##### Information shown
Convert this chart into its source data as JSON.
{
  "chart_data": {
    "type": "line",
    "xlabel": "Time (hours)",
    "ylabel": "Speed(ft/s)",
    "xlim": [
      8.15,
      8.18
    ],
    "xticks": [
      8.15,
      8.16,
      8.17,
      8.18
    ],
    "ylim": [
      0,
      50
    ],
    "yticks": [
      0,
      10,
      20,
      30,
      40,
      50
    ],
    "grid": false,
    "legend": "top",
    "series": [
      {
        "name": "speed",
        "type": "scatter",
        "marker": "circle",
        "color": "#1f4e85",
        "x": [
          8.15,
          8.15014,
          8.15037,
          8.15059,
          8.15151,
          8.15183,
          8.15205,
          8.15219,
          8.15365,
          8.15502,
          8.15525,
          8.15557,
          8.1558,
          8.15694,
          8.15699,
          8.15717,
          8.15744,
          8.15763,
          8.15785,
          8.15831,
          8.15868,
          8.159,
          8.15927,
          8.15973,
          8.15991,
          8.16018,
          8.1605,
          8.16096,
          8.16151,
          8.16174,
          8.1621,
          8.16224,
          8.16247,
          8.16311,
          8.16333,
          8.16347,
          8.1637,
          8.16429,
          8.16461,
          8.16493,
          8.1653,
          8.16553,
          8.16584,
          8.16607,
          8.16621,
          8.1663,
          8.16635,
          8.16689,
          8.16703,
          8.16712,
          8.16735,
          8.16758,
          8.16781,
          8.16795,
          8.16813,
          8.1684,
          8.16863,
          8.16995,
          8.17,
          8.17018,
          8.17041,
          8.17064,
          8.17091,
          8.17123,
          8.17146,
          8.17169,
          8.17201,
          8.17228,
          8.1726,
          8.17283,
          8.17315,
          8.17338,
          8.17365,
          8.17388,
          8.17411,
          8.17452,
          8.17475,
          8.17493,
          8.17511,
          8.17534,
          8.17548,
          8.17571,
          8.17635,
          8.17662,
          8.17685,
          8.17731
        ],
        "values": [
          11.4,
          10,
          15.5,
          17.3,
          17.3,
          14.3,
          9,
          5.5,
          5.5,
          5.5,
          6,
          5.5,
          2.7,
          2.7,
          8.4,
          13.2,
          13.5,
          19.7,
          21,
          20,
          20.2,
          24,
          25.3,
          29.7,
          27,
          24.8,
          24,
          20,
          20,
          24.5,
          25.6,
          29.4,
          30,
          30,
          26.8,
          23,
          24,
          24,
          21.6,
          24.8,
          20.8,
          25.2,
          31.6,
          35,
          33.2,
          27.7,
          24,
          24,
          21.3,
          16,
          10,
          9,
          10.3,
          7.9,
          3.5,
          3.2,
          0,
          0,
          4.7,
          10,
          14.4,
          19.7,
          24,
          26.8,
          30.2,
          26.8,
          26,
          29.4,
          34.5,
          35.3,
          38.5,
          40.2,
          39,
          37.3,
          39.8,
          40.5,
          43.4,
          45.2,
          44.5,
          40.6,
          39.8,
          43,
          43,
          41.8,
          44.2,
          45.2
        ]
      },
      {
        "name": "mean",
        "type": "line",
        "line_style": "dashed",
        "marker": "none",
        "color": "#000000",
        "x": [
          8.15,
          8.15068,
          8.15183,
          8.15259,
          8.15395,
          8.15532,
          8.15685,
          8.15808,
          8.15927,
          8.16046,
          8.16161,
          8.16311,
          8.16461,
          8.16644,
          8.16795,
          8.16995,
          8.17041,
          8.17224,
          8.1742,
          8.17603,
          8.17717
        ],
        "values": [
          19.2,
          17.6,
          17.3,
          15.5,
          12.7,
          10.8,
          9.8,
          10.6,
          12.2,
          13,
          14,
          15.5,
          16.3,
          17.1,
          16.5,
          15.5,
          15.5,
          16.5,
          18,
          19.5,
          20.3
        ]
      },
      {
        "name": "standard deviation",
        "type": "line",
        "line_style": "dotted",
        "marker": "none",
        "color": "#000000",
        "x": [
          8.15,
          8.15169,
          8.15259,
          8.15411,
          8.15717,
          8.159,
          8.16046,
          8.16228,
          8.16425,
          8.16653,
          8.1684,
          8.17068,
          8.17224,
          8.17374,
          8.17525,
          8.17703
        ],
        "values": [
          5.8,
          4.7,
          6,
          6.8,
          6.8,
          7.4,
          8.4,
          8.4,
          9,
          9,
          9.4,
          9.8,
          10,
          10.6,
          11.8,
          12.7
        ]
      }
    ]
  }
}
##########
##### Information shown
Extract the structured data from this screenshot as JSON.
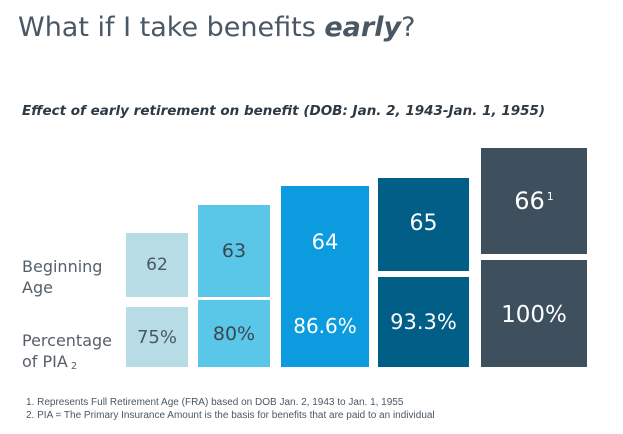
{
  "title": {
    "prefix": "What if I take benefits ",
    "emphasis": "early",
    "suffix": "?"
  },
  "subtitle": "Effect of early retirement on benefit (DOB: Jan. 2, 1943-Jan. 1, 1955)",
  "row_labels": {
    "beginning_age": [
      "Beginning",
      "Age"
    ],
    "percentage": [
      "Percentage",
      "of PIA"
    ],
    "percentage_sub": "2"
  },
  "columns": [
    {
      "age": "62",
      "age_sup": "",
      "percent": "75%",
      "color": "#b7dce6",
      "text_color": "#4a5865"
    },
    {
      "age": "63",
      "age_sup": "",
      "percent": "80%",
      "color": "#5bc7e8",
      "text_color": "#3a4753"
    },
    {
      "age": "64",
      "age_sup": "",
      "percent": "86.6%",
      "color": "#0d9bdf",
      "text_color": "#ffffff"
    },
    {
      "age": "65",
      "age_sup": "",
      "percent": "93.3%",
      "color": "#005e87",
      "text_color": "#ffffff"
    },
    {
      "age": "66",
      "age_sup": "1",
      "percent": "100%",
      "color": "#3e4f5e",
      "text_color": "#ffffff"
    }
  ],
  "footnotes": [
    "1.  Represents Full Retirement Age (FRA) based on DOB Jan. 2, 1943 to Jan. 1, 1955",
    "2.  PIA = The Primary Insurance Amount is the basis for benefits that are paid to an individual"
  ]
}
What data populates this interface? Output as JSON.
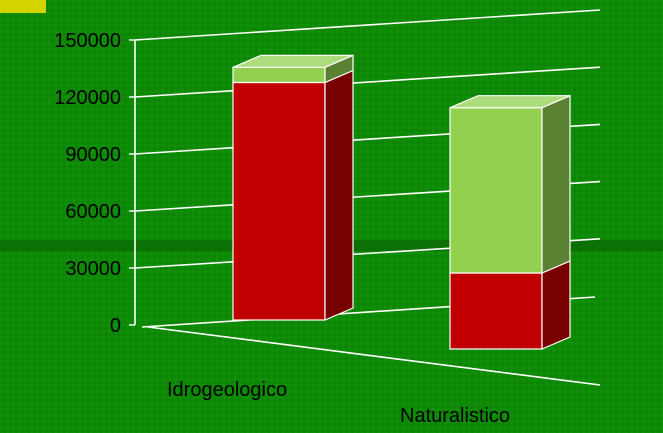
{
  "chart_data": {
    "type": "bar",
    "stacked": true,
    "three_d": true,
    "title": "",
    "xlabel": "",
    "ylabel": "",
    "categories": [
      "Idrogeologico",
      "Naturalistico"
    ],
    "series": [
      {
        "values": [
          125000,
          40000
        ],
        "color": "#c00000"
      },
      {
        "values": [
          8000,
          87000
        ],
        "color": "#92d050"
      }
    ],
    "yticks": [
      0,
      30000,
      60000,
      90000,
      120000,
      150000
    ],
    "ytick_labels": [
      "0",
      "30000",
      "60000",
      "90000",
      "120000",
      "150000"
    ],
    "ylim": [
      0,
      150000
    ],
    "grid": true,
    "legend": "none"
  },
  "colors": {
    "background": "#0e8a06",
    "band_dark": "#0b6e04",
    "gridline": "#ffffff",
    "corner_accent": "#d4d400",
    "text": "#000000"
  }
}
##########
#### Problem to work on:
Pull out all lines containing the word "name" from the entries above.

#### Response for this exercise:
        "name": "speed",
        "name": "mean",
        "name": "standard deviation",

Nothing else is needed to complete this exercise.